» Extract:

++++++

Also at the Guardian, a look at the Gates Foundation's fossil fuel investments. You might also be interested in this piece in Capital New York about the bankruptcy of Federation and Employment Guidance Services, once a "blue-chip New York nonprofit."
Lastly you might be interested in this video from Institutional Investor that highlights Heron President Clara Miller, B-Lab Cofounder Andrew Kassoy and The Social Entrepreneurs’ Fund President Liz Lucket who are involved in helping improve capitalism's ability to share prosperity.
Working for Work
Last month, the Economic Policy Institute's Lawrence Mishel penned an op-ed on why raising wages is better than lowering taxes for low income workers:
And there are several things we can do to bolster the labor standards and institutions that support wage growth. Raising the minimum wage to $12.50 an hour by 2020 would ensure that the minimum wage equals more than half the average wage, as it did in the late 1960s. And it has been too long since we have raised the salary threshold for overtime pay; raising it to $50,000, so that anyone making below that would get overtime, would move us closer to what prevailed in the 1970s, when about two-thirds of salaried workers received overtime pay.
Protecting and expanding workers’ right to unionize and bargain collectively is also essential; the erosion of collective bargaining is the single largest factor suppressing wage growth for middle-wage workers over the last few decades. And we need to modernize our New Deal-era labor standards to include earned sick leave and paid family leave so workers can balance work and family.
You also may want to check out the EPI's pay agenda outline here. And in the Wall Street Journal, White House adviser Jason Furman outlines the president's plan for the middle class. Over at the Fiscal Times, Rob Garver reports on a new Pew study finding that the middle class is shrinking in all 50 states. Check out this chart:
Over at the American Enterprise Institute, James Pethougkis says perhaps instead of focusing "income distribution," we should look at "whether living standards are rising broadly." Also in the Atlantic, Kim Phillips Fein discusses why workers aren't forming unions and the economic drivers behind it:
Today, both professional and low-wage jobs are dominated by an ideology of “flexibility”—and by a reality of transient relationships between employers and employees. Those ties are getting only more tenuous as the “on-demand economy” takes off, with the spread of Uber-style instant consumer services. A media beat that had all but disappeared seems to be making a tentative comeback. Politico has started a section devoted entirely to labor issues in response to reader interest. The Huffington Post now employs a full-time labor reporter...
With the on-demand economy thriving, the ranks of freelancers are growing—one can now hire a lawyer, doctor, computer programmer, or run-of-the-mill office worker for short-term service via the Internet. They, too, generally lack the basic perks of stability, such as a retirement plan and health insurance. Describing one boss who compelled his workers to set themselves up as legal corporations so the company could avoid the cost of employee benefits, Geoghegan writes, “Sometimes I think: one day, every American worker will be a John Smith, Incorporated, every cleaning lady, every janitor, every one of us—it will be a nation of CEOs in chains.” His bleak vision captures the culminating challenge facing a labor revival. That hurdle is rooted in the contemporary ethos of work itself, never mind global and technological factors: how to liberate wage slaves who are, however perversely defined, their own masters.

++++++

» Given entries:
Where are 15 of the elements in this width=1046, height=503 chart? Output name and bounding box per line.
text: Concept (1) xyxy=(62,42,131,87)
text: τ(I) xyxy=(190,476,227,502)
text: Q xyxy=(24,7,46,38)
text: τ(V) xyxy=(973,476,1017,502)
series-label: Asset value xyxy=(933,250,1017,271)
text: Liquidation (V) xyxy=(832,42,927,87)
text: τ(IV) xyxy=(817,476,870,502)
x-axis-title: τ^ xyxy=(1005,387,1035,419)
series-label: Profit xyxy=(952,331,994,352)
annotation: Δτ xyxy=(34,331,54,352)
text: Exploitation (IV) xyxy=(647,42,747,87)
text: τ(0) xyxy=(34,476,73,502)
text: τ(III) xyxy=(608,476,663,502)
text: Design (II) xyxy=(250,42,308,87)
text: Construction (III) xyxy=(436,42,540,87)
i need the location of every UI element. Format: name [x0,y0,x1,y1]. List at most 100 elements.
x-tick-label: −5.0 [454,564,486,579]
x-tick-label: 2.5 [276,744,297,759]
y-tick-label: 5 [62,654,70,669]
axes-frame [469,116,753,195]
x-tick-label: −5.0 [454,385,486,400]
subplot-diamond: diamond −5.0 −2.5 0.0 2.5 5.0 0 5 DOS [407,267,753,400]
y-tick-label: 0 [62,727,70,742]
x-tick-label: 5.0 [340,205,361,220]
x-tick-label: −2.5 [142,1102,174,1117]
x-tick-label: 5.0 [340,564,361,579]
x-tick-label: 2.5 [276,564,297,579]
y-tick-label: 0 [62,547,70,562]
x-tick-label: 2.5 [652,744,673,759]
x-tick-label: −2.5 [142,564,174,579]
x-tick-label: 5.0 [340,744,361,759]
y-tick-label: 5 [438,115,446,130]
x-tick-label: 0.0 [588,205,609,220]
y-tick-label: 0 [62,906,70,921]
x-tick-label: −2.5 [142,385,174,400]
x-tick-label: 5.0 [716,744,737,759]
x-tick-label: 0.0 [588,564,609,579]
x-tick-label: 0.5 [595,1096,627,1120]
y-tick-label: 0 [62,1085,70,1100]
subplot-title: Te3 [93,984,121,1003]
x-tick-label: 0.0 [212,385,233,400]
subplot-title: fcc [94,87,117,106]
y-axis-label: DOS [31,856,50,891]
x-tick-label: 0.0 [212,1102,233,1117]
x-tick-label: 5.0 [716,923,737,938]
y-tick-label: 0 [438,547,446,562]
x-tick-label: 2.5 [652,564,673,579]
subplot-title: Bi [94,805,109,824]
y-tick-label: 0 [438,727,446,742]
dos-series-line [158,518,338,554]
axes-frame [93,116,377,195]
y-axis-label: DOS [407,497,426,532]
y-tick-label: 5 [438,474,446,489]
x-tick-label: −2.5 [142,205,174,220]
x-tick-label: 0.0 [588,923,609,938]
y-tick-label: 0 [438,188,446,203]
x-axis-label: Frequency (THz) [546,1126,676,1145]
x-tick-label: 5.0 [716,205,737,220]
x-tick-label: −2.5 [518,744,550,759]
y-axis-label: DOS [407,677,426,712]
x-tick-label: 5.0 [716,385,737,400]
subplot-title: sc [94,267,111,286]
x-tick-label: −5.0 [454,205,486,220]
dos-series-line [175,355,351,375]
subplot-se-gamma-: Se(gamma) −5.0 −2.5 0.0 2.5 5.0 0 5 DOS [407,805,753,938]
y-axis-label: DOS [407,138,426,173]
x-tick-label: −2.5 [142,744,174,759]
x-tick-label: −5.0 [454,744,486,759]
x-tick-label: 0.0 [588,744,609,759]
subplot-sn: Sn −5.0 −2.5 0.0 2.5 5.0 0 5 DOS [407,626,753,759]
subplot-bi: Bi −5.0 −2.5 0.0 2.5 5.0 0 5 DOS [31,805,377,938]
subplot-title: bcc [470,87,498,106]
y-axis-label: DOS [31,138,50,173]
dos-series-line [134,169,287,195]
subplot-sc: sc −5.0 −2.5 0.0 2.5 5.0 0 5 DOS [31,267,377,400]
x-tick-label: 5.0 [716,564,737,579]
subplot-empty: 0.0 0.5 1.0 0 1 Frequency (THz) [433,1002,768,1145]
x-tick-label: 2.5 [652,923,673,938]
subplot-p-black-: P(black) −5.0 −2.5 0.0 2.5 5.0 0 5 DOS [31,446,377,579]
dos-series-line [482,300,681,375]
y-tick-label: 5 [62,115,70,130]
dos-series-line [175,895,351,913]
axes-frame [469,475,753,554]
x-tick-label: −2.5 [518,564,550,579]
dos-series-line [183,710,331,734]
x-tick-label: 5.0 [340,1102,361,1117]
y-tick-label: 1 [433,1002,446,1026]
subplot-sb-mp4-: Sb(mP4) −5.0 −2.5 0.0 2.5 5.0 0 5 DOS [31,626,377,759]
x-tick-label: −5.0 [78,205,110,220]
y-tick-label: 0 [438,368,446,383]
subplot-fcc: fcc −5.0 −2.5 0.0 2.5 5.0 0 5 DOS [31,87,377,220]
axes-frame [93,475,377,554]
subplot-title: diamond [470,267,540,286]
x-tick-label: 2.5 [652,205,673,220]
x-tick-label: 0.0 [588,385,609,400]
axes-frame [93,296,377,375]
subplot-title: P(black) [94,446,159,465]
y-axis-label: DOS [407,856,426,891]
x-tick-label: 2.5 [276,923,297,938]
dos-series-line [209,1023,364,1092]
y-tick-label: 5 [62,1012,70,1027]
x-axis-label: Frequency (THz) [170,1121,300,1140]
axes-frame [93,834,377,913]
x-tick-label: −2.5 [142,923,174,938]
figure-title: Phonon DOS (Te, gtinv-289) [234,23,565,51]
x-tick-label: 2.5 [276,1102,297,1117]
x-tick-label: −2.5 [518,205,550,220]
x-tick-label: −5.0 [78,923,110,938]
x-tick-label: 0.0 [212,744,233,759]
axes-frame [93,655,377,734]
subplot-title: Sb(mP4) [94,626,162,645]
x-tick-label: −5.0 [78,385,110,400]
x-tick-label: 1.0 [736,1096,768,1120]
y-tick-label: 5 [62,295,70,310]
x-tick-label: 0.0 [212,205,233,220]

++++++

» Tasks for this exercise:
[a] Transcribe the passage from the labor roundup word for word, starting with "Also at the" and going on through "to share prosperity.".
[b] In one to three sentences, explain why the labor roundup calls protecting workers' right to unionize and bargain collectively essential.

» Task responses:
[a]
Also at the Guardian, a look at the Gates Foundation's fossil fuel investments. You might also be interested in this piece in Capital New York about the bankruptcy of Federation and Employment Guidance Services, once a "blue-chip New York nonprofit."
Lastly you might be interested in this video from Institutional Investor that highlights Heron President Clara Miller, B-Lab Cofounder Andrew Kassoy and The Social Entrepreneurs’ Fund President Liz Lucket who are involved in helping improve capitalism's ability to share prosperity.

[b] The op-ed quoted in the labor roundup holds that the erosion of collective bargaining has been the single largest factor suppressing wage growth for middle-wage workers over the last few decades. Protecting and expanding the right to unionize and bargain collectively is therefore presented as essential to supporting wage growth.